- _Exercise instructions_
The entries below contain pictures. Retype everything except those pictures, exactly as given.

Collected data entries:
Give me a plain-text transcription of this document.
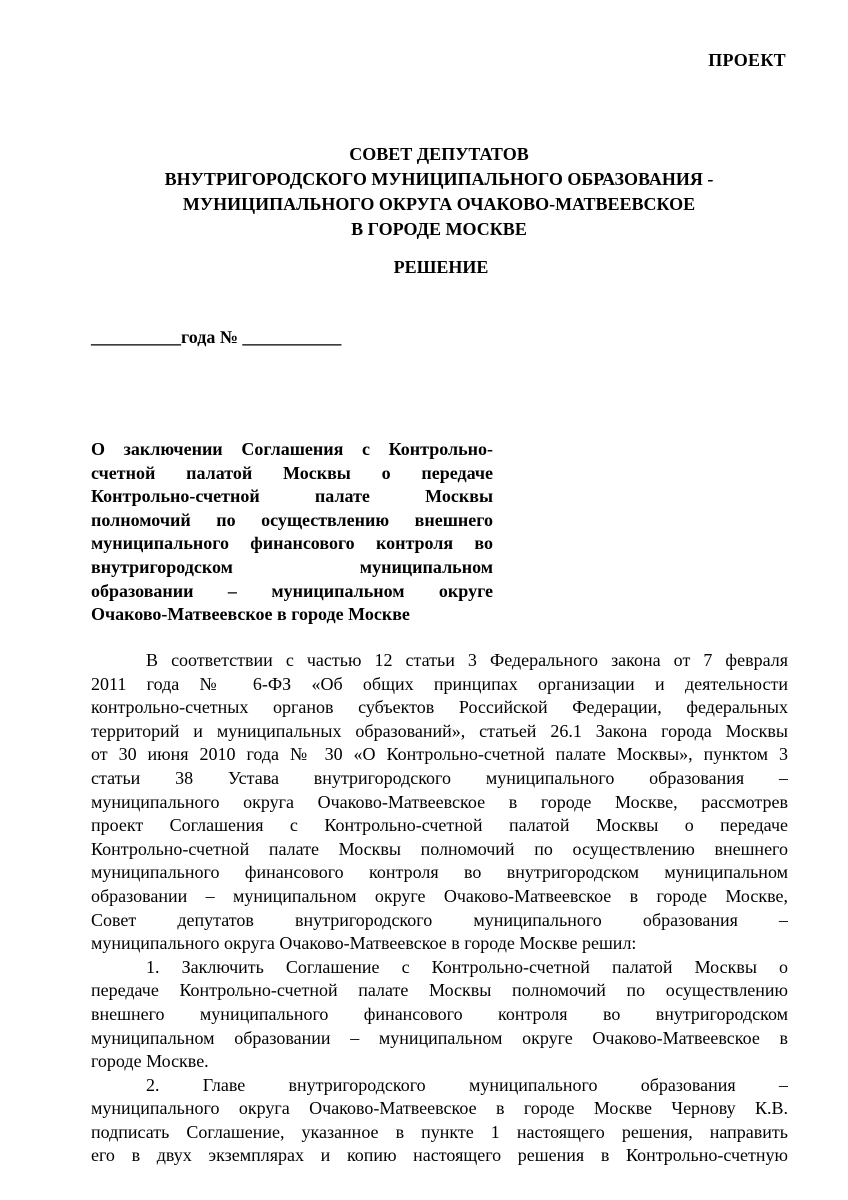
ПРОЕКТ
СОВЕТ ДЕПУТАТОВ
ВНУТРИГОРОДСКОГО МУНИЦИПАЛЬНОГО ОБРАЗОВАНИЯ -
МУНИЦИПАЛЬНОГО ОКРУГА ОЧАКОВО-МАТВЕЕВСКОЕ
В ГОРОДЕ МОСКВЕ
РЕШЕНИЕ
__________года № ___________
О заключении Соглашения с Контрольно-
счетной палатой Москвы о передаче
Контрольно-счетной палате Москвы
полномочий по осуществлению внешнего
муниципального финансового контроля во
внутригородском муниципальном
образовании – муниципальном округе
Очаково-Матвеевское в городе Москве
В соответствии с частью 12 статьи 3 Федерального закона от 7 февраля
2011 года № 6-ФЗ «Об общих принципах организации и деятельности
контрольно-счетных органов субъектов Российской Федерации, федеральных
территорий и муниципальных образований», статьей 26.1 Закона города Москвы
от 30 июня 2010 года № 30 «О Контрольно-счетной палате Москвы», пунктом 3
статьи 38 Устава внутригородского муниципального образования –
муниципального округа Очаково-Матвеевское в городе Москве, рассмотрев
проект Соглашения с Контрольно-счетной палатой Москвы о передаче
Контрольно-счетной палате Москвы полномочий по осуществлению внешнего
муниципального финансового контроля во внутригородском муниципальном
образовании – муниципальном округе Очаково-Матвеевское в городе Москве,
Совет депутатов внутригородского муниципального образования –
муниципального округа Очаково-Матвеевское в городе Москве решил:
1. Заключить Соглашение с Контрольно-счетной палатой Москвы о
передаче Контрольно-счетной палате Москвы полномочий по осуществлению
внешнего муниципального финансового контроля во внутригородском
муниципальном образовании – муниципальном округе Очаково-Матвеевское в
городе Москве.
2. Главе внутригородского муниципального образования –
муниципального округа Очаково-Матвеевское в городе Москве Чернову К.В.
подписать Соглашение, указанное в пункте 1 настоящего решения, направить
его в двух экземплярах и копию настоящего решения в Контрольно-счетную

- _Task output_
Give me a plain-text transcription of this document.
ПРОЕКТ
СОВЕТ ДЕПУТАТОВ
ВНУТРИГОРОДСКОГО МУНИЦИПАЛЬНОГО ОБРАЗОВАНИЯ -
МУНИЦИПАЛЬНОГО ОКРУГА ОЧАКОВО-МАТВЕЕВСКОЕ
В ГОРОДЕ МОСКВЕ
РЕШЕНИЕ
__________года № ___________
О заключении Соглашения с Контрольно-
счетной палатой Москвы о передаче
Контрольно-счетной палате Москвы
полномочий по осуществлению внешнего
муниципального финансового контроля во
внутригородском муниципальном
образовании – муниципальном округе
Очаково-Матвеевское в городе Москве
В соответствии с частью 12 статьи 3 Федерального закона от 7 февраля
2011 года № 6-ФЗ «Об общих принципах организации и деятельности
контрольно-счетных органов субъектов Российской Федерации, федеральных
территорий и муниципальных образований», статьей 26.1 Закона города Москвы
от 30 июня 2010 года № 30 «О Контрольно-счетной палате Москвы», пунктом 3
статьи 38 Устава внутригородского муниципального образования –
муниципального округа Очаково-Матвеевское в городе Москве, рассмотрев
проект Соглашения с Контрольно-счетной палатой Москвы о передаче
Контрольно-счетной палате Москвы полномочий по осуществлению внешнего
муниципального финансового контроля во внутригородском муниципальном
образовании – муниципальном округе Очаково-Матвеевское в городе Москве,
Совет депутатов внутригородского муниципального образования –
муниципального округа Очаково-Матвеевское в городе Москве решил:
1. Заключить Соглашение с Контрольно-счетной палатой Москвы о
передаче Контрольно-счетной палате Москвы полномочий по осуществлению
внешнего муниципального финансового контроля во внутригородском
муниципальном образовании – муниципальном округе Очаково-Матвеевское в
городе Москве.
2. Главе внутригородского муниципального образования –
муниципального округа Очаково-Матвеевское в городе Москве Чернову К.В.
подписать Соглашение, указанное в пункте 1 настоящего решения, направить
его в двух экземплярах и копию настоящего решения в Контрольно-счетную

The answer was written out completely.